▶ _Document excerpt_
===

Qualitative data were analyzed by reviewing and summarizing codes, and using matrix coding queries to compare the perspectives of different participant groupings. We compared data only within dichotomous categories; specifically, we examined the perspectives of CSA members based on household composition (with and without children) and CSA farmers based on membership (<200 and ≥200 people) and CSA demand (with and without a waitlist). We present member and farmer findings related to motivations for CSA participation and the four dimensions of the 4P marketing mix framework [41]. Within this framework, we consider CSA share contents under “product”, pick-up location and time under “place”, absolute and relative willingness-to-pay under “price”, and marketing and the social dimensions of CSA participation under “promotion”.
We qualify how we report the data based on the number of participants who shared a response [46]: “almost all” indicates >90% (18+ members or 22+ farmers); “most” means more than two-thirds (14–17 members or 17–21 farmers); “many” indicates between half and two-thirds (10–13 members or 12–16 farmers); “some” indicates at least one-third yet less than half (7–9 members or 8–11 farmers); and “few” means less than one third (<7 members or <8 farmers) of respondents.
Quantitative data from the choice experiment were entered into Excel for tabulation and SPSS for statistical analysis. Share preferences were calculated as the sum of participants who were willing to purchase: (1) each share size across all frequency options; (2) each share frequency across all share sizes; (3) preferred produce items. We also generated mean ± standard deviation for responses to the question, “What price would you be willing to pay for the share you have selected”. For the scenarios considering CSA price and travel time relative to the supermarket, we used McNemar’s tests to examine differences in willingness across pairs of scenarios; travel times were compared within price levels, and prices were contrasted within travel times. We considered p-values less than 0.05 to be significant.

3. Results

3.1. CSA Members

3.1.1. Member Profiles and Motivations

Members in our sample were primarily female, white, had completed four or more years of college education, and had a household income greater than $35,000 (Table 1). Participant ages ranged from 24–71 years. Over one-third had participated in CSA for more than five years.
Table 1. CSA member characteristics (n = 20).
A combination of altruistic and personal goals motivated members’ participation in CSA. Some offered critiques of the conventional food system, often expressing distrust in and disdain for the production practices used in large-scale agriculture. Most said that the origins of their food (particularly fresh food) were very important and many appreciated the opportunity to support their local economy and directly contribute to the income of a specific farmer.
“We know the farmer, and we largely do the CSA to support her. Wanting to put our money where our mouth is. And so I think if we were really doing it based on what we eat, we would go with a smaller share, but we wanted to do the full share for the financial bit, just for the farm.”—NC Member 3.
Obtaining fresh, “higher quality” produce was paramount for members. While supporting a larger social cause appeared motivating for many, this was usually secondary to or intertwined with an interest in personal benefits of CSA participation. Members wanted flavorful food that they believed to be healthier and “safer” than alternatives. Buying food from a trusted source was an important motivator.
“By developing like a relationship with a farmer where you kind of like know what their growing practices are, I feel like there’s just like a little more security in the fact that what you’re eating is actually having an overall beneficial effect on your body.”—NC Member 5.

===

▶ _Challenge 1_
Revise the CSA study excerpt from "3.1. CSA Members" to "than five years.", replacing "four or more years" with "at least four years".
▶ _Challenge 2_
Using the CSA study excerpt, answer each question briefly:
(a) What range of members does the term "most" indicate?
(b) Which software was used for statistical analysis of the choice experiment data?
(c) What was the age range of the member participants?
▶ _Challenge 3_
For each statement, state whether it agrees with the CSA study excerpt, and support your answer with a quotation from the text:
(a) P-values below 0.05 were treated as significant.
(b) Farmers' perspectives were compared on the basis of household composition.
(c) Pick-up location and time were considered under "price".
The data that come after the CSA study excerpt are separate material and are unrelated to it.

▶ _Dataset extract_
===

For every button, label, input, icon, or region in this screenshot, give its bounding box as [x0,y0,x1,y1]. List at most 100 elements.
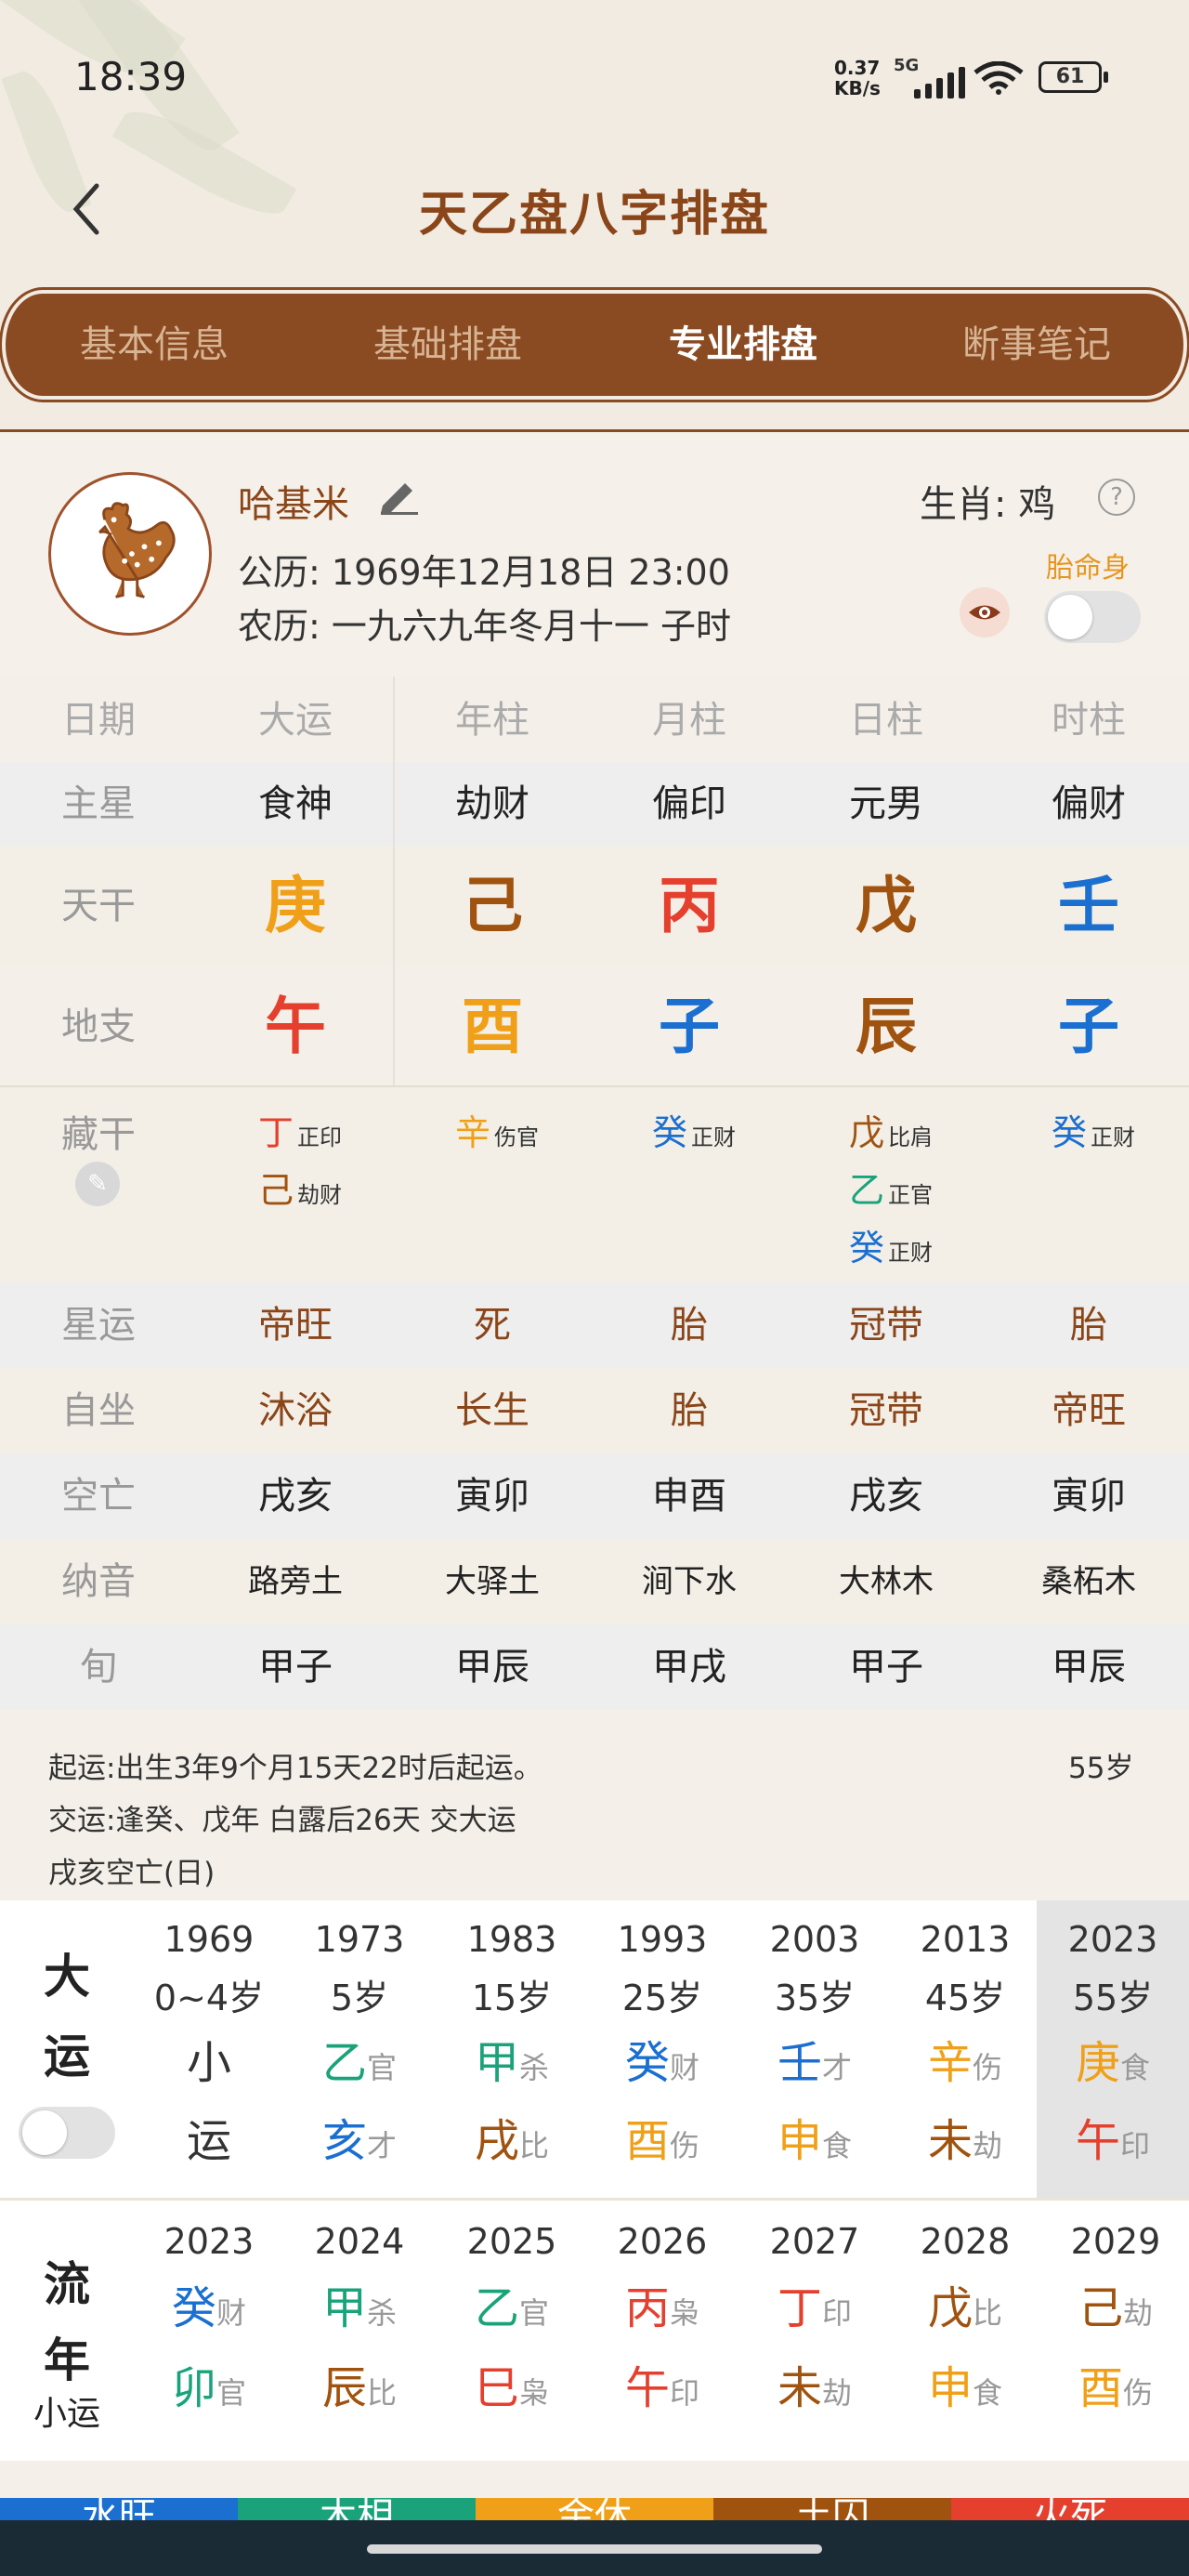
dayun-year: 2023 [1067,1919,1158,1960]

===

▶ _Complete output 1_
3.1. CSA Members

3.1.1. Member Profiles and Motivations

Members in our sample were primarily female, white, had completed at least four years of college education, and had a household income greater than $35,000 (Table 1). Participant ages ranged from 24–71 years. Over one-third had participated in CSA for more than five years.

▶ _Complete output 2_
(a) 14–17 members
(b) SPSS
(c) 24–71 years

▶ _Complete output 3_
(a) Yes: "We considered p-values less than 0.05 to be significant."
(b) No: "we examined the perspectives of CSA members based on household composition (with and without children)"
(c) No: "pick-up location and time under “place”"